## To be done:
Pictures stay out of the copy; set down each line of the listing below exactly.

## Records for this exercise:
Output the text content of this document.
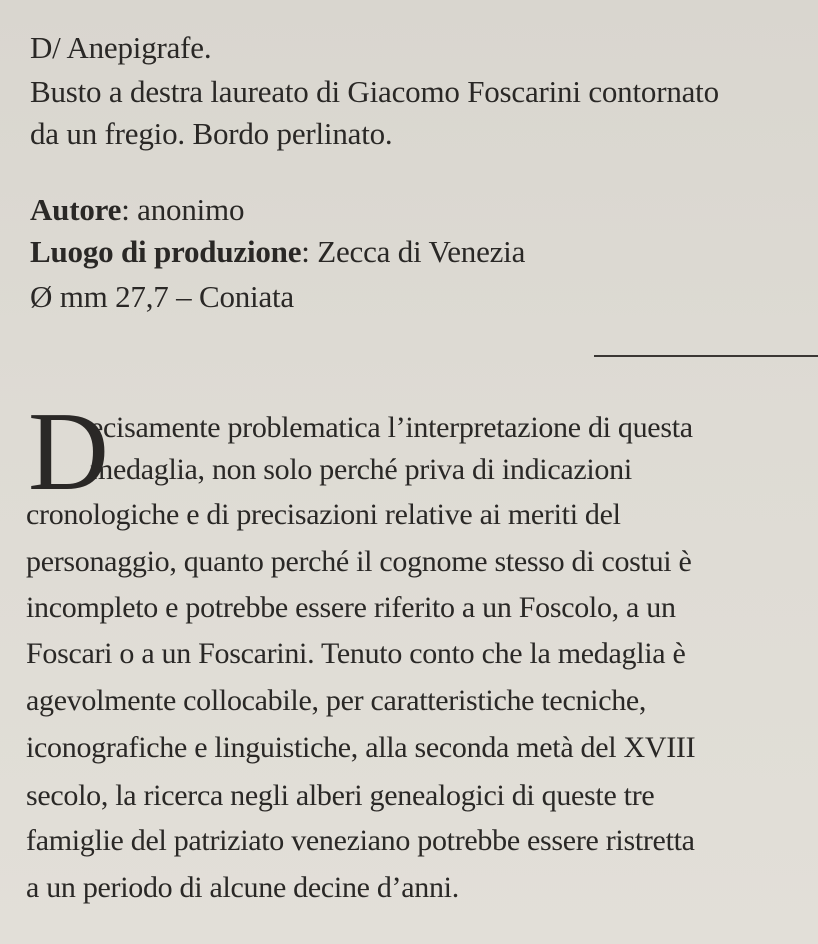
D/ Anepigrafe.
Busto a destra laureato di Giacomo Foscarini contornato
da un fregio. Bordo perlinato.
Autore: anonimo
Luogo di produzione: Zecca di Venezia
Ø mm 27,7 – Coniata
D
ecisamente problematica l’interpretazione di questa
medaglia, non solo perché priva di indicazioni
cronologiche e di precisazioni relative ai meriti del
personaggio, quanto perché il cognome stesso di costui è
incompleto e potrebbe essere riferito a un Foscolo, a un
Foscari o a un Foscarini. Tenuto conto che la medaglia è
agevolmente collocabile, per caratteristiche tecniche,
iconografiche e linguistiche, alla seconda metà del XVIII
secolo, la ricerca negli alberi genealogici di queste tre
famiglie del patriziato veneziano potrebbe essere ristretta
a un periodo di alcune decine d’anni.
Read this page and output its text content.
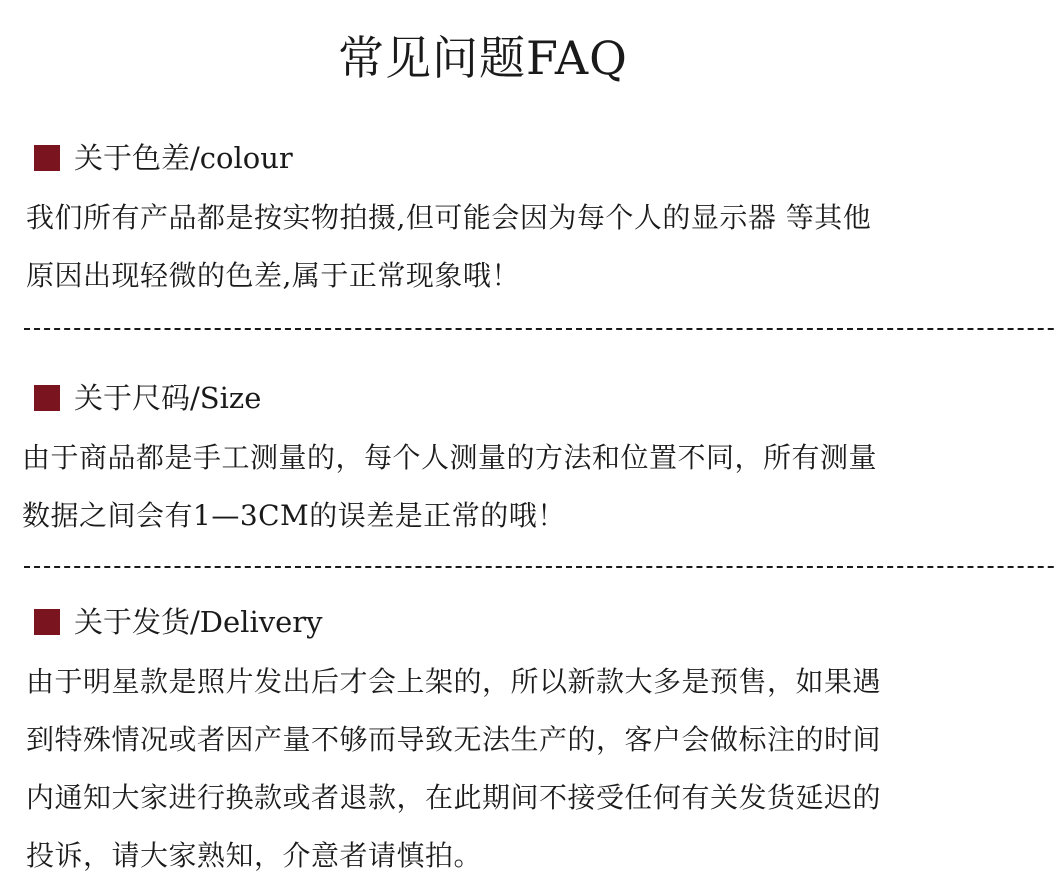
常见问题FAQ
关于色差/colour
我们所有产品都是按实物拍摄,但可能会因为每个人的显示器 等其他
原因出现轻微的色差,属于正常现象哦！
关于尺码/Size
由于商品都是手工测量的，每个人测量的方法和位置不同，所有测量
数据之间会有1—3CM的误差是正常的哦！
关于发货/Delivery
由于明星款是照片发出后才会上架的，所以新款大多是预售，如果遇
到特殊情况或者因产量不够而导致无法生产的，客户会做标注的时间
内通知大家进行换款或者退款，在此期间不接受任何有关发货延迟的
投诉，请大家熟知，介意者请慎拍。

## Response to this exercise:
Output the text content of this document.
D/ Anepigrafe.
Busto a destra laureato di Giacomo Foscarini contornato
da un fregio. Bordo perlinato.
Autore: anonimo
Luogo di produzione: Zecca di Venezia
Ø mm 27,7 – Coniata
D
ecisamente problematica l’interpretazione di questa
medaglia, non solo perché priva di indicazioni
cronologiche e di precisazioni relative ai meriti del
personaggio, quanto perché il cognome stesso di costui è
incompleto e potrebbe essere riferito a un Foscolo, a un
Foscari o a un Foscarini. Tenuto conto che la medaglia è
agevolmente collocabile, per caratteristiche tecniche,
iconografiche e linguistiche, alla seconda metà del XVIII
secolo, la ricerca negli alberi genealogici di queste tre
famiglie del patriziato veneziano potrebbe essere ristretta
a un periodo di alcune decine d’anni.
Read this page and output its text content.
常见问题FAQ
关于色差/colour
我们所有产品都是按实物拍摄,但可能会因为每个人的显示器 等其他
原因出现轻微的色差,属于正常现象哦！
关于尺码/Size
由于商品都是手工测量的，每个人测量的方法和位置不同，所有测量
数据之间会有1—3CM的误差是正常的哦！
关于发货/Delivery
由于明星款是照片发出后才会上架的，所以新款大多是预售，如果遇
到特殊情况或者因产量不够而导致无法生产的，客户会做标注的时间
内通知大家进行换款或者退款，在此期间不接受任何有关发货延迟的
投诉，请大家熟知，介意者请慎拍。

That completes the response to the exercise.